Task to carry out ▸
Determine how many lines include "Dentro". Give the number and nothing else.

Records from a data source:
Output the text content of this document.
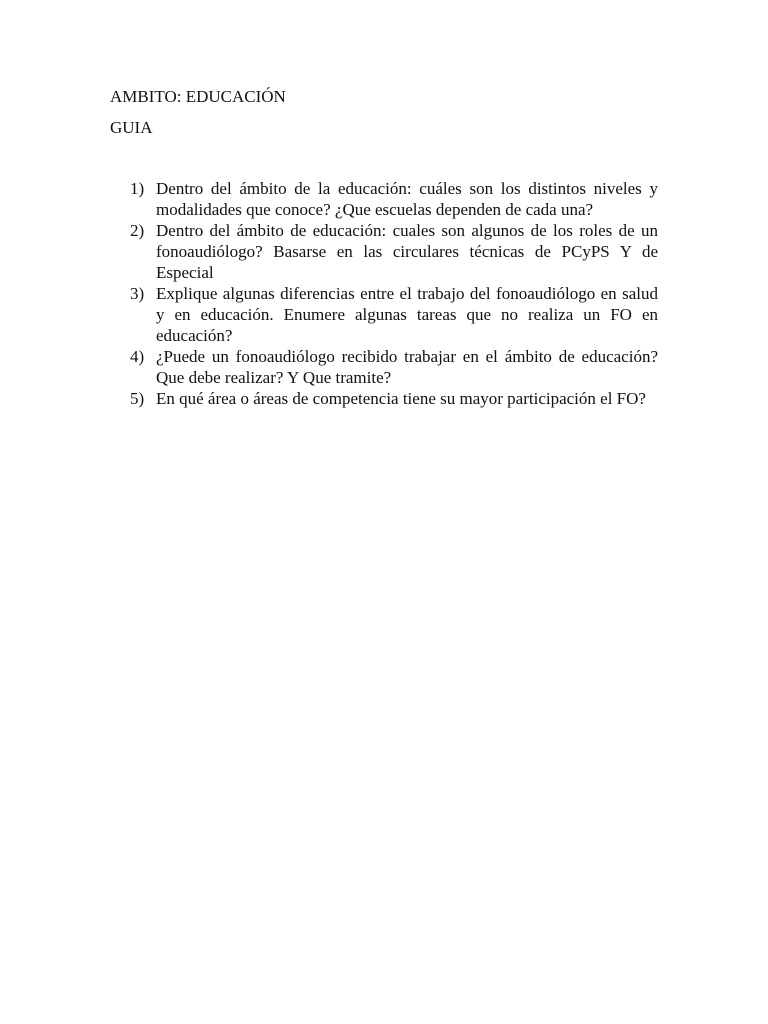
AMBITO: EDUCACIÓN

GUIA

1) Dentro del ámbito de la educación: cuáles son los distintos niveles y modalidades que conoce? ¿Que escuelas dependen de cada una?
2) Dentro del ámbito de educación: cuales son algunos de los roles de un fonoaudiólogo? Basarse en las circulares técnicas de PCyPS Y de Especial
3) Explique algunas diferencias entre el trabajo del fonoaudiólogo en salud y en educación. Enumere algunas tareas que no realiza un FO en educación?
4) ¿Puede un fonoaudiólogo recibido trabajar en el ámbito de educación? Que debe realizar? Y Que tramite?
5) En qué área o áreas de competencia tiene su mayor participación el FO?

The solution ▸
2